How many lines of the records hold the string "ylabel"? Reply with the number alone.
+ + + +
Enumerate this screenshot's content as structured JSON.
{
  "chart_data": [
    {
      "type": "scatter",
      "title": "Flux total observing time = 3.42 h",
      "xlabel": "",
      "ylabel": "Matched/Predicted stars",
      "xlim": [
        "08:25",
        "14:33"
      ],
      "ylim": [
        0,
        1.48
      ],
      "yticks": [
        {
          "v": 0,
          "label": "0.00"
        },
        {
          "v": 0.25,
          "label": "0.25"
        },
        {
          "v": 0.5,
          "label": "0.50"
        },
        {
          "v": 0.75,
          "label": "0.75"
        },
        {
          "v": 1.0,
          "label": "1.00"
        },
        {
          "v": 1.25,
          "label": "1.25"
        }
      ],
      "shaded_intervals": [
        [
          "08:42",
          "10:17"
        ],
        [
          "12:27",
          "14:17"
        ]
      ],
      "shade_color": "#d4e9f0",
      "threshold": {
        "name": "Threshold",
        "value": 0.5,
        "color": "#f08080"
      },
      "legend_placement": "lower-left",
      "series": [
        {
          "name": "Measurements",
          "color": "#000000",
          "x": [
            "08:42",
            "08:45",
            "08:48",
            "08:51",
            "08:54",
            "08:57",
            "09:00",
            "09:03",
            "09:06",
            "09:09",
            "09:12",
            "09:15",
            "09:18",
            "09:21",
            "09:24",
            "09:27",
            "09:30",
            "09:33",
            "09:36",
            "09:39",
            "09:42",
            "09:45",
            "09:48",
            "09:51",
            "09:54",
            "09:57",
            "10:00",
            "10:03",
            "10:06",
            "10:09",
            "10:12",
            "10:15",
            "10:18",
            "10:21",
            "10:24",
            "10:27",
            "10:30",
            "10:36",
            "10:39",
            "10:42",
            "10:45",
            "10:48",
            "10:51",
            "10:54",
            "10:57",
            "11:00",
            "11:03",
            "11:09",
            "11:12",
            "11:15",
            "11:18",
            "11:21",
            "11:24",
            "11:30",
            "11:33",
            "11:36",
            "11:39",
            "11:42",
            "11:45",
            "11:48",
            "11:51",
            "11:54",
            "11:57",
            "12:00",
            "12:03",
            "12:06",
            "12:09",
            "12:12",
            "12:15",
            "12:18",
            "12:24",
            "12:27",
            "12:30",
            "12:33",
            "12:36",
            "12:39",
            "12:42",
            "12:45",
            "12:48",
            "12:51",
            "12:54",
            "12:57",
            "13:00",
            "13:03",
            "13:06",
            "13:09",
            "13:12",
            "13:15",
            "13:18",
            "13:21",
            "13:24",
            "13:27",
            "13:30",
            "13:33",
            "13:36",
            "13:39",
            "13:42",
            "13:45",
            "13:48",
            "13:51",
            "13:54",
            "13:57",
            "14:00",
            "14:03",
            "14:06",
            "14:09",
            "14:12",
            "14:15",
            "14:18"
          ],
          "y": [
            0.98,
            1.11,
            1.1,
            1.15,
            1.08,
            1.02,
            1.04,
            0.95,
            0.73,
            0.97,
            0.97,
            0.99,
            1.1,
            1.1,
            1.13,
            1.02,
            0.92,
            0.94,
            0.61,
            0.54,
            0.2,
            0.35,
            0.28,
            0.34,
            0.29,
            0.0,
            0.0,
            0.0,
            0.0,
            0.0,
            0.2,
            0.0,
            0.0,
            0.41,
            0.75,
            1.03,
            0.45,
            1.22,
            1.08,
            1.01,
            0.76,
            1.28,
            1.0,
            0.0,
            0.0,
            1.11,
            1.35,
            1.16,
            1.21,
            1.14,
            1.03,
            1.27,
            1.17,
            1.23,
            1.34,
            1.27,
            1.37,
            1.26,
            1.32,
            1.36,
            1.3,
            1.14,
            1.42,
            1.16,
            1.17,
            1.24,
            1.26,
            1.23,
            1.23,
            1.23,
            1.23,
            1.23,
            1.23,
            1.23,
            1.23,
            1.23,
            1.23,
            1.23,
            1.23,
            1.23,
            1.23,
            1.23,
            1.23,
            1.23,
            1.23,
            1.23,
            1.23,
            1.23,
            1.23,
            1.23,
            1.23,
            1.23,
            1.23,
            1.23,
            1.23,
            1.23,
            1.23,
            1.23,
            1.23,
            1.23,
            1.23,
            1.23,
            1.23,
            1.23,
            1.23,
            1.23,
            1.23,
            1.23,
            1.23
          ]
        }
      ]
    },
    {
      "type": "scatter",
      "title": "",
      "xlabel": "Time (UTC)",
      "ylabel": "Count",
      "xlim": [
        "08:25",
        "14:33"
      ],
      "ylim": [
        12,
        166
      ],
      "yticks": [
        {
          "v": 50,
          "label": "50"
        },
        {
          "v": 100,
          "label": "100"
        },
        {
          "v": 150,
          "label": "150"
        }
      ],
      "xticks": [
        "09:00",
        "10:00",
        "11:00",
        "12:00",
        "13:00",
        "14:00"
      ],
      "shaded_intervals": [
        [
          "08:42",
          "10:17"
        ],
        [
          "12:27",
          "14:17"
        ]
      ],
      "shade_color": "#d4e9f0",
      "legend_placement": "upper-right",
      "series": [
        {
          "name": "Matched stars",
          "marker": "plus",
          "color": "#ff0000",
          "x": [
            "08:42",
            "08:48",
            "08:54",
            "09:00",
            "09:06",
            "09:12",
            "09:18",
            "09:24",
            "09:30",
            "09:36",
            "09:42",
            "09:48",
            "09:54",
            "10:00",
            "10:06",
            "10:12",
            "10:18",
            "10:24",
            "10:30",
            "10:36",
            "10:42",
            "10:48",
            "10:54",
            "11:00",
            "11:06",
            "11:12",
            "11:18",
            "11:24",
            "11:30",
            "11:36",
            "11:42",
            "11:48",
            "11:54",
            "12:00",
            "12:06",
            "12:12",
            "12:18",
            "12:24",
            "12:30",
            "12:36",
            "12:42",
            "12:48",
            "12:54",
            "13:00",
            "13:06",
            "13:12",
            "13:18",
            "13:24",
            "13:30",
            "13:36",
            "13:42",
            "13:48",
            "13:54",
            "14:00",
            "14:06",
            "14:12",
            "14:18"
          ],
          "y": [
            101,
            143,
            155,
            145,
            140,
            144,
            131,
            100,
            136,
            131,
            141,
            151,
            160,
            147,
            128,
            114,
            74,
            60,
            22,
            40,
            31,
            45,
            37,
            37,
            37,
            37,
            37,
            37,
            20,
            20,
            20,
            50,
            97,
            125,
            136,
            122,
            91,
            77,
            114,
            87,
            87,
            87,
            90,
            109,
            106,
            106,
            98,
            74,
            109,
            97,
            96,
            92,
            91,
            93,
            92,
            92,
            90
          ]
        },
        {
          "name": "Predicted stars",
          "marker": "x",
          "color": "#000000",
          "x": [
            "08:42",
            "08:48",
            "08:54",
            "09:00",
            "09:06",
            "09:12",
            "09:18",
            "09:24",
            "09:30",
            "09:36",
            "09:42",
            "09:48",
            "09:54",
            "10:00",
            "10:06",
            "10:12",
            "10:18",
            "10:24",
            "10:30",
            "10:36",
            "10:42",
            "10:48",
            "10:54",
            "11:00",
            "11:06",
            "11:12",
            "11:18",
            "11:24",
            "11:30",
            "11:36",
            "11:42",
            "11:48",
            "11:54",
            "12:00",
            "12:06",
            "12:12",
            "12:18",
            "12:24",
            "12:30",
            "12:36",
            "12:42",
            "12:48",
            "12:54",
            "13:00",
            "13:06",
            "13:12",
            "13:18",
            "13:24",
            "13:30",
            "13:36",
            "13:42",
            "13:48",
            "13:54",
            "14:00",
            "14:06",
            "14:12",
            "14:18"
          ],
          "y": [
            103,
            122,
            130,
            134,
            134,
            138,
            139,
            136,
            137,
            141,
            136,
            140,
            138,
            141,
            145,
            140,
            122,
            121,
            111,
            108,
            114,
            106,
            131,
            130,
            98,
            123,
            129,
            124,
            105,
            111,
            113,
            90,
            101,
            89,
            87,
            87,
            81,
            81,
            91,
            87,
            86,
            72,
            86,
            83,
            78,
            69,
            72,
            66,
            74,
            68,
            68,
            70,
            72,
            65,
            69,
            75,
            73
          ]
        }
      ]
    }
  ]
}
+ + + +
• ANSWER: 2